(Extracted records)
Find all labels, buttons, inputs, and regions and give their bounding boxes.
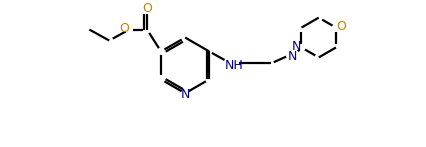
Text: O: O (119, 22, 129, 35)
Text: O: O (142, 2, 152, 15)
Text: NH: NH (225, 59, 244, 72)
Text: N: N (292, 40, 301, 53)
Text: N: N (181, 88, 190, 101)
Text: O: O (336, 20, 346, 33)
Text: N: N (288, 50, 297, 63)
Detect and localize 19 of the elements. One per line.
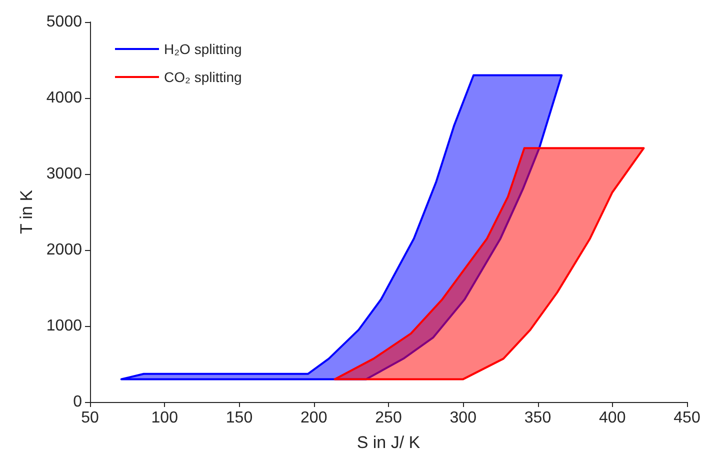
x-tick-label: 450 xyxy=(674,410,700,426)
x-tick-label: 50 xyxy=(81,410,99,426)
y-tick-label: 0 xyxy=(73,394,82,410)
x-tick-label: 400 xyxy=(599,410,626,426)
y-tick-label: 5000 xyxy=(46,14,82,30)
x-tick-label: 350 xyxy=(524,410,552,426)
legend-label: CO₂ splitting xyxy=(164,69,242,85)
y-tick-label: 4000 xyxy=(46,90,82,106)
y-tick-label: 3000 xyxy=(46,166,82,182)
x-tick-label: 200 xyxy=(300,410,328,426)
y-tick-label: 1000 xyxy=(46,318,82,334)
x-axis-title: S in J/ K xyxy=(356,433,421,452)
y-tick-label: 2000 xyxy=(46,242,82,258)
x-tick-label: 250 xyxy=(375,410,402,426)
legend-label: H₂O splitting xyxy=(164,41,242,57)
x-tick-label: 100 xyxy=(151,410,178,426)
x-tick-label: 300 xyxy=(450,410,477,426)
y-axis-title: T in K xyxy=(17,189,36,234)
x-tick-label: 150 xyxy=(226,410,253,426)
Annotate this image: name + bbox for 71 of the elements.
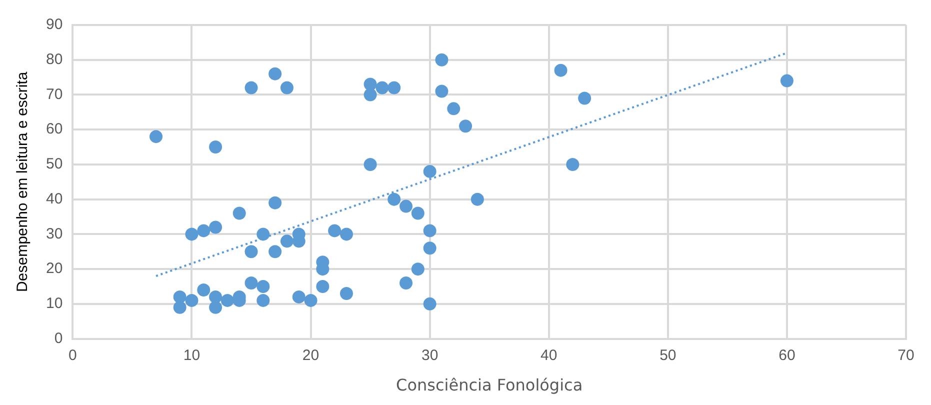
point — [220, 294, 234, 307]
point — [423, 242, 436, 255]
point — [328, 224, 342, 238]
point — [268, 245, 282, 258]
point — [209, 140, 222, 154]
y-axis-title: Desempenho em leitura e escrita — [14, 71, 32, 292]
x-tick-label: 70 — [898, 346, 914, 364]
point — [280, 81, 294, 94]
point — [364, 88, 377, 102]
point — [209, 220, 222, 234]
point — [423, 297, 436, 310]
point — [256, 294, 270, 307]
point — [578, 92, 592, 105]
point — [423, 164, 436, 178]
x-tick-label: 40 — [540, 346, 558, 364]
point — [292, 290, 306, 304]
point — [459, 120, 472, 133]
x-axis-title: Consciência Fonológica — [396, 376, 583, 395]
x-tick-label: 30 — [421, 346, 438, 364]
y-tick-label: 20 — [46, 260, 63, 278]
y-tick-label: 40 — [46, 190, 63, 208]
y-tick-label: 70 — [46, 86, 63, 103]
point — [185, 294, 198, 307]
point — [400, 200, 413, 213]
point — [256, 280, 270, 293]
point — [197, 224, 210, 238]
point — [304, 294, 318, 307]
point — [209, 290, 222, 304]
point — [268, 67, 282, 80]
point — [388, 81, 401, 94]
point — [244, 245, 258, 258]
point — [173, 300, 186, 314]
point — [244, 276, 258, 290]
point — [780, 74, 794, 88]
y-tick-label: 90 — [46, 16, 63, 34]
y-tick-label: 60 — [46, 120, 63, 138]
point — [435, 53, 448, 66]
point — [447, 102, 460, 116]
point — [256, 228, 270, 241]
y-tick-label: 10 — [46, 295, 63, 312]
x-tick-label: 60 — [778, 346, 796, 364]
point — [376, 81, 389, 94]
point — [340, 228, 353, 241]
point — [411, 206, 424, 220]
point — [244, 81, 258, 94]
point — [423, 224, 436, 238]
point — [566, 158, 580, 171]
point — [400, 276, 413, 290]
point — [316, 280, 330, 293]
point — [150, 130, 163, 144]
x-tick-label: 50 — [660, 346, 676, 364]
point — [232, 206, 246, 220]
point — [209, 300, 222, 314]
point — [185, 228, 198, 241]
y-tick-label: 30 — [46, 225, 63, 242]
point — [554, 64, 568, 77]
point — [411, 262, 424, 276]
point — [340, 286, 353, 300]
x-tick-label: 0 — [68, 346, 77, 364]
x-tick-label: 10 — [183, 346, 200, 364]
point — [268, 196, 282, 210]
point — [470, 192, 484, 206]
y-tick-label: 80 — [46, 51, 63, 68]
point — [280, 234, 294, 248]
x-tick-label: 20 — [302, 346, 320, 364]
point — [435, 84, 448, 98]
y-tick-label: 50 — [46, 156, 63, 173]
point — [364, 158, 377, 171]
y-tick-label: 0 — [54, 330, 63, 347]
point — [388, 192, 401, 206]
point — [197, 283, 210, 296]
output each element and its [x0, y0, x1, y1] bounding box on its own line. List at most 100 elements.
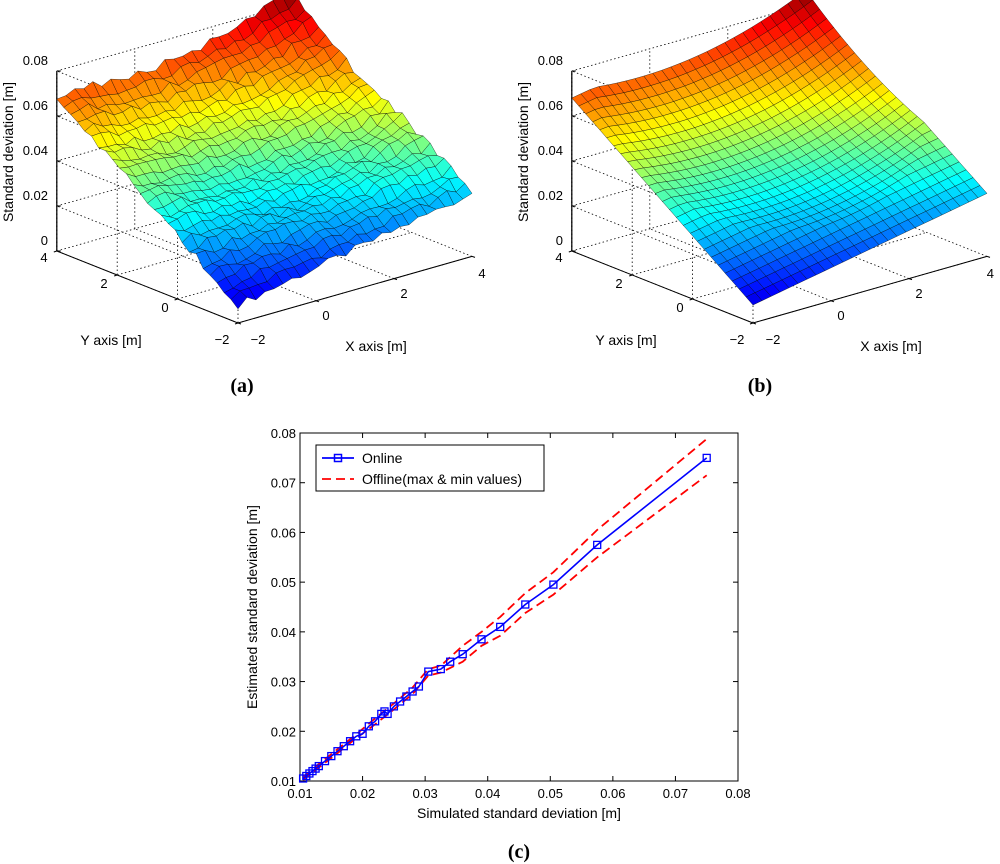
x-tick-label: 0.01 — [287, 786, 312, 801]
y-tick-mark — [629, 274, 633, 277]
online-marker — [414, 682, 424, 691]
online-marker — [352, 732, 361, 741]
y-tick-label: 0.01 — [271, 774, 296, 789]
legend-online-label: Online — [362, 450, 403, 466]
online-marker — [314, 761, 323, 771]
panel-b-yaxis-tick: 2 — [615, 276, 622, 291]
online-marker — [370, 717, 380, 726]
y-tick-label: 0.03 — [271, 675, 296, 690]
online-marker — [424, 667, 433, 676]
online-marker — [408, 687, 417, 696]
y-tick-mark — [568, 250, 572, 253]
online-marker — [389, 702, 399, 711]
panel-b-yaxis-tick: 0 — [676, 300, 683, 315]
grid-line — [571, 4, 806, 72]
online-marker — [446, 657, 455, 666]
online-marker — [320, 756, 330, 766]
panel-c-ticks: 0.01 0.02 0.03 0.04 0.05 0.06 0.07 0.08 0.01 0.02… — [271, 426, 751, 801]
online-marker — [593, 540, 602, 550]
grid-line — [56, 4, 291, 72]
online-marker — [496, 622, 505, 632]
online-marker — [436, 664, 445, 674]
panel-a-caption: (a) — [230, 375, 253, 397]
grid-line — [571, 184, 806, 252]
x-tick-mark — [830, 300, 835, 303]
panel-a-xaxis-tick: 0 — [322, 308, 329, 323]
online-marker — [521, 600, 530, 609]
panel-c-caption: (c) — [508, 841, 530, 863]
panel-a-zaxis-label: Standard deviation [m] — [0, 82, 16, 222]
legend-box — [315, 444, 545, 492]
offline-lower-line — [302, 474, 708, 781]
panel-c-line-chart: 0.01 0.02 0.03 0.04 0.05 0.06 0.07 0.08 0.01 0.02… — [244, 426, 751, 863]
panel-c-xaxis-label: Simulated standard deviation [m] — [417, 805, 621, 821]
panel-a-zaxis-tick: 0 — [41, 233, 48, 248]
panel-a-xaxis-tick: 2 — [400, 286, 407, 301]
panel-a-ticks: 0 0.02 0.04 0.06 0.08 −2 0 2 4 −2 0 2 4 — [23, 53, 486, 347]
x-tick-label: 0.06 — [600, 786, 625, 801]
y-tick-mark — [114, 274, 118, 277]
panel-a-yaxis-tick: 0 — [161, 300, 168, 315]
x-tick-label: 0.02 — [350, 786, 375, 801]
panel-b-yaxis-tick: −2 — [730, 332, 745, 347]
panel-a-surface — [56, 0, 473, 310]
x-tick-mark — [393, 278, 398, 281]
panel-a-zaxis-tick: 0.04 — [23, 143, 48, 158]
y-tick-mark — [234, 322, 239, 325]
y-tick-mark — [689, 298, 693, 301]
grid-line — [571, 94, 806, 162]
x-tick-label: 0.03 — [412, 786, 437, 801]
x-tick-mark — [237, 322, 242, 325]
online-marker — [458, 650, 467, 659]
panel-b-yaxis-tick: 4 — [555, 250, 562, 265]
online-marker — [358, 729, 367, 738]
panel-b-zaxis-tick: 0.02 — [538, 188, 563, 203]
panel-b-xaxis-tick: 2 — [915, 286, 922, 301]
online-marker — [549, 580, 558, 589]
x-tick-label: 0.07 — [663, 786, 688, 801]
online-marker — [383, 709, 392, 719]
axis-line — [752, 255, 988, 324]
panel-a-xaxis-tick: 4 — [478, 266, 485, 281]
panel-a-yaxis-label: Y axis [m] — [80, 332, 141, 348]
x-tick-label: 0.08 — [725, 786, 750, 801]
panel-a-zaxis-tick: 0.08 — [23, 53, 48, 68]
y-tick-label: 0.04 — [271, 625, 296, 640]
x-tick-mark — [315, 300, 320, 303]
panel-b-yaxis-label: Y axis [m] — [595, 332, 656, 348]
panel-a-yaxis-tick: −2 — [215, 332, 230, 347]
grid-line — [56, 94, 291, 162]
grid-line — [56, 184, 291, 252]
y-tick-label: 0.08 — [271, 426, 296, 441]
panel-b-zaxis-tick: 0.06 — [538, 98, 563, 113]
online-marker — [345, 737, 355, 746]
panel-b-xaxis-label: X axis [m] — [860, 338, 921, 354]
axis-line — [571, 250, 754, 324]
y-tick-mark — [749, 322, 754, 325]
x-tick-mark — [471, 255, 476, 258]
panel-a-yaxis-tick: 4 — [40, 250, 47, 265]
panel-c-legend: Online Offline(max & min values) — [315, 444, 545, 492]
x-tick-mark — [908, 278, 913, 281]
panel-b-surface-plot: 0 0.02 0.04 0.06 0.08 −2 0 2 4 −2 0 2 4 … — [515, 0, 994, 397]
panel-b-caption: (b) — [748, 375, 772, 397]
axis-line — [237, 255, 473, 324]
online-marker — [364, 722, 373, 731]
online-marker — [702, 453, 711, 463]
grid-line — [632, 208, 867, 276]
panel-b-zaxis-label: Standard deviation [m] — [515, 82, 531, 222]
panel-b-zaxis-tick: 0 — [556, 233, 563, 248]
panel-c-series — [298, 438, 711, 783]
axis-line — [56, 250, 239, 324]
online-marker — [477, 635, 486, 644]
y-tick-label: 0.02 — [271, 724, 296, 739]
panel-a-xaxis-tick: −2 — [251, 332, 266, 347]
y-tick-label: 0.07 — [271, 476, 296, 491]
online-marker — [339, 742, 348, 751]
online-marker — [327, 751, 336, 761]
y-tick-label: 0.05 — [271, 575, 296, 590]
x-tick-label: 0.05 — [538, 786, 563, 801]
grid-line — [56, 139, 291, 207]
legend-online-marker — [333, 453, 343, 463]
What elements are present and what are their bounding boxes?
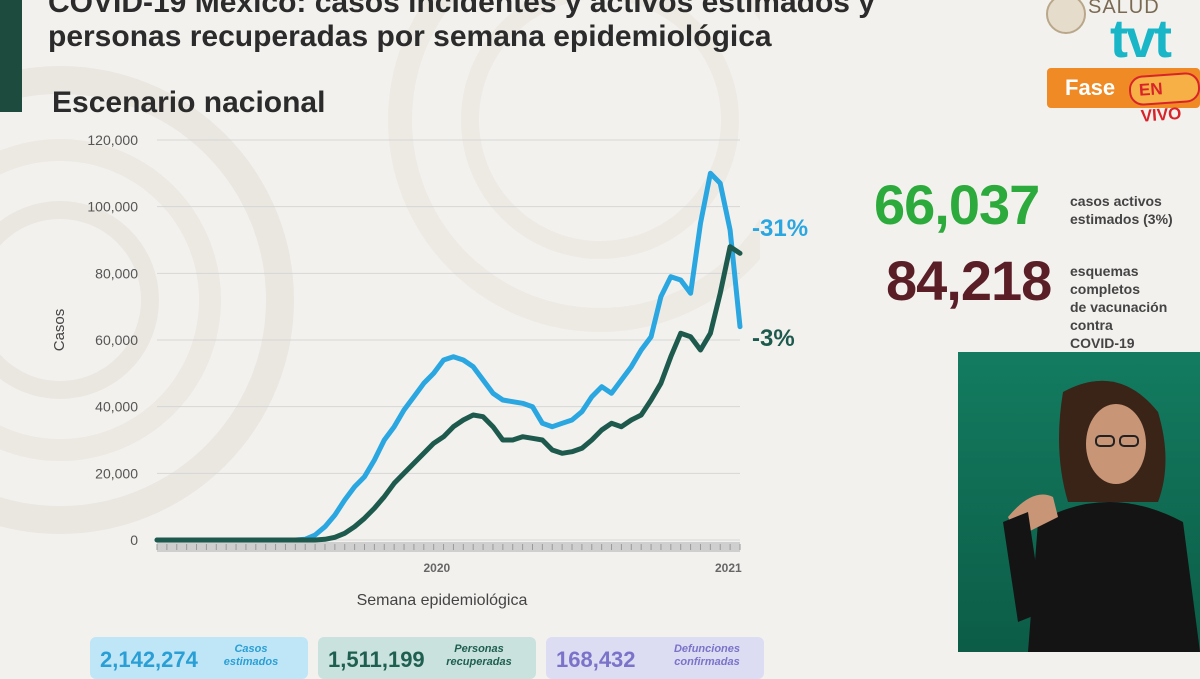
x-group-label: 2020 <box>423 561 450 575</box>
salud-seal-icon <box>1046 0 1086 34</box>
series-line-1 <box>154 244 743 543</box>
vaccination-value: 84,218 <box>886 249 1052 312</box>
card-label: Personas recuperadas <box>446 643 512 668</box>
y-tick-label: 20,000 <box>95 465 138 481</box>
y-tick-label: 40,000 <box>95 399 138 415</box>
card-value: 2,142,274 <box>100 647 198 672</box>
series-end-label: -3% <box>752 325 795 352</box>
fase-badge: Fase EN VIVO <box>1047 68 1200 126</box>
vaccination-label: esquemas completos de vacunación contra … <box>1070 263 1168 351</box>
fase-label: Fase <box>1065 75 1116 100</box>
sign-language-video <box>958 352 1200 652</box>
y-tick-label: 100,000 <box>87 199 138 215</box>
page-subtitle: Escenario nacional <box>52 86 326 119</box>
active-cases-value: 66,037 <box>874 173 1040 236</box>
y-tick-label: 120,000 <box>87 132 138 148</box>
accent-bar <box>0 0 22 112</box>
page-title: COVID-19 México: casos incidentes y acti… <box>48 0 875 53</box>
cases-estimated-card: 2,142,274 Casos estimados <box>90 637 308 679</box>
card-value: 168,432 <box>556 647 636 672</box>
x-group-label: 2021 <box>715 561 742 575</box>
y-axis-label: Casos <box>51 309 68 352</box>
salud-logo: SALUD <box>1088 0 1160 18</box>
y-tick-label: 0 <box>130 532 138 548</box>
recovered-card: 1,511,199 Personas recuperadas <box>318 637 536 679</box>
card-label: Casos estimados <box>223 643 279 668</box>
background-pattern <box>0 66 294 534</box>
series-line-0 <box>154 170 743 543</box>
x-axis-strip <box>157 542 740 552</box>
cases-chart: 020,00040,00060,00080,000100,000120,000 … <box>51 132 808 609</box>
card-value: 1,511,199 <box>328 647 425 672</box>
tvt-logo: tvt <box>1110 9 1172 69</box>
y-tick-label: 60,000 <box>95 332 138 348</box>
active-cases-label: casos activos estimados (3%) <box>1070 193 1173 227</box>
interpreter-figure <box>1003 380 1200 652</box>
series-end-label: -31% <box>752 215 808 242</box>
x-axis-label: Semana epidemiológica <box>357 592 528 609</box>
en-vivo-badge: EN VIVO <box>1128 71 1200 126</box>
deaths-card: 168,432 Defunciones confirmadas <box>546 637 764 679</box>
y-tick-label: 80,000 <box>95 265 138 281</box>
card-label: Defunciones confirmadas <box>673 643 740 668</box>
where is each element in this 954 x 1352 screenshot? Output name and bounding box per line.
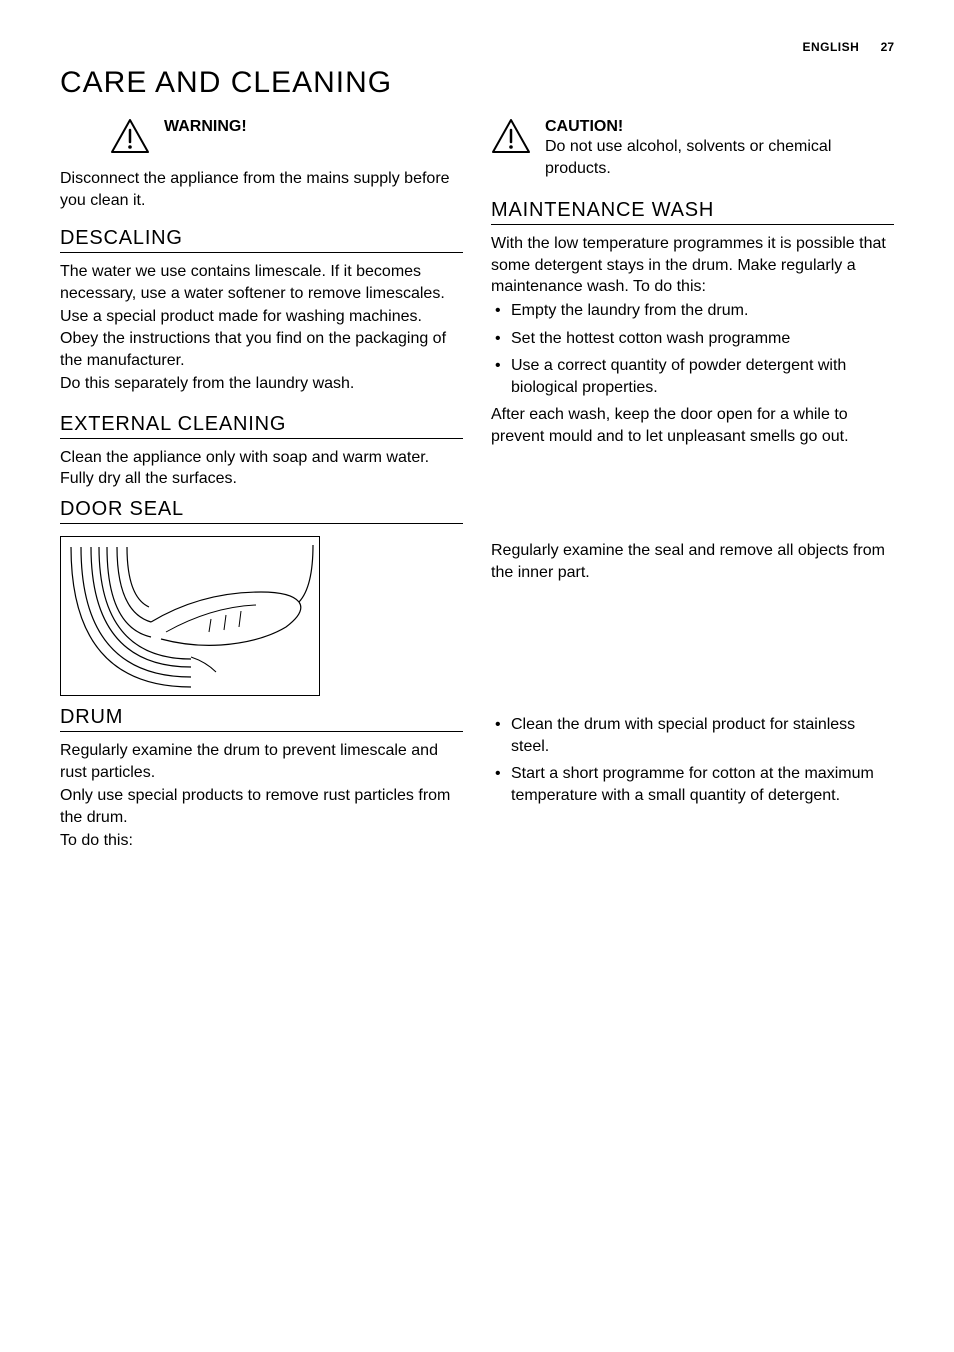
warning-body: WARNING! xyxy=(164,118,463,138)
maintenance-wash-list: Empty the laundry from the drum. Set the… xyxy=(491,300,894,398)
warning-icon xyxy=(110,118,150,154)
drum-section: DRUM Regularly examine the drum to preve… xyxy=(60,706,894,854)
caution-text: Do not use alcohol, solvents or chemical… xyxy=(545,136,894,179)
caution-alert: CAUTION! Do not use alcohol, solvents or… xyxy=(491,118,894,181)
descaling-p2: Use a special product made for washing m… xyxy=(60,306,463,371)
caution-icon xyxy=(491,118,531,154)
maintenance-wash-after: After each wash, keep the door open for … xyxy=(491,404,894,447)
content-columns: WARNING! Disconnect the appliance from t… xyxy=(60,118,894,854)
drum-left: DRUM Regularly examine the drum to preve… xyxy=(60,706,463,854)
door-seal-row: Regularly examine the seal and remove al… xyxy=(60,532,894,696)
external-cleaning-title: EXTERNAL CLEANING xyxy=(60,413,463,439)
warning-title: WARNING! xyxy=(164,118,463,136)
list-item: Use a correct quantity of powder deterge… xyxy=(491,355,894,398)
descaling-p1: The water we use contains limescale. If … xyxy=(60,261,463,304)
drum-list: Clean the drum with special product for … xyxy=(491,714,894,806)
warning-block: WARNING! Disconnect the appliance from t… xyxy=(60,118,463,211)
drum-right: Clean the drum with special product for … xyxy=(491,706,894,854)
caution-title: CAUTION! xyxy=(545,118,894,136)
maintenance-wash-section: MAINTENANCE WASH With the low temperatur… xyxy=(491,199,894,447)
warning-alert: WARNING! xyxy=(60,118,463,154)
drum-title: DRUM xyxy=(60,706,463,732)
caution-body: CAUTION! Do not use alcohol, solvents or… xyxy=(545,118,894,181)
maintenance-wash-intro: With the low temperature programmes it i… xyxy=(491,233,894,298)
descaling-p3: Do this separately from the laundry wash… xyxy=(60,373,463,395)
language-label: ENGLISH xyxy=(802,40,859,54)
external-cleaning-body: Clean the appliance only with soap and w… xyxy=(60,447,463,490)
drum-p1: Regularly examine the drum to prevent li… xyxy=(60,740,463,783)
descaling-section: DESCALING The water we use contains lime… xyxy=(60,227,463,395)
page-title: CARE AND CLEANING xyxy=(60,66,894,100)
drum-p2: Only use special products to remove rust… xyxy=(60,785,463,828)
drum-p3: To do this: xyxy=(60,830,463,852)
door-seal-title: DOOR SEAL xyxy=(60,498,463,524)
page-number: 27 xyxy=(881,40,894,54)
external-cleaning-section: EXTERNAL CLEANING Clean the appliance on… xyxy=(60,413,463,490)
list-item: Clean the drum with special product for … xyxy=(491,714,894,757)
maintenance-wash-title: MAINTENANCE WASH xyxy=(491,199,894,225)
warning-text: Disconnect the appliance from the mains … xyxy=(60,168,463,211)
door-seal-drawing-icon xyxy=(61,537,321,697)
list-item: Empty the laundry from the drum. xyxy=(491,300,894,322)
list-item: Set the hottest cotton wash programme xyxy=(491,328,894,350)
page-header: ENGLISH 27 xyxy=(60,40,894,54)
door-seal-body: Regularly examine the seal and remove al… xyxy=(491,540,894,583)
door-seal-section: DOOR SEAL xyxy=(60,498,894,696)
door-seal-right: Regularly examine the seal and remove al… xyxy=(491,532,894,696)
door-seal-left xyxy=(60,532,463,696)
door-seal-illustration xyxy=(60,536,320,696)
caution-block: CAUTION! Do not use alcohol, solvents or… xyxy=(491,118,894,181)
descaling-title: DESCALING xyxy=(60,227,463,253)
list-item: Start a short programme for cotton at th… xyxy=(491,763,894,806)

* [PROBLEM DESCRIPTION] Repeat word for word the lines of the items above, starting at the line that contains "x-group-label: 2020 <box>423" and stopping after the line that contains "y-tick-label: 40,000 <box>95".

* [OUTPUT FOR THIS TASK]
x-group-label: 2020 <box>423 561 450 575</box>
salud-seal-icon <box>1046 0 1086 34</box>
series-line-1 <box>154 244 743 543</box>
vaccination-value: 84,218 <box>886 249 1052 312</box>
card-label: Personas recuperadas <box>446 643 512 668</box>
y-tick-label: 20,000 <box>95 465 138 481</box>
y-tick-label: 40,000 <box>95 399 138 415</box>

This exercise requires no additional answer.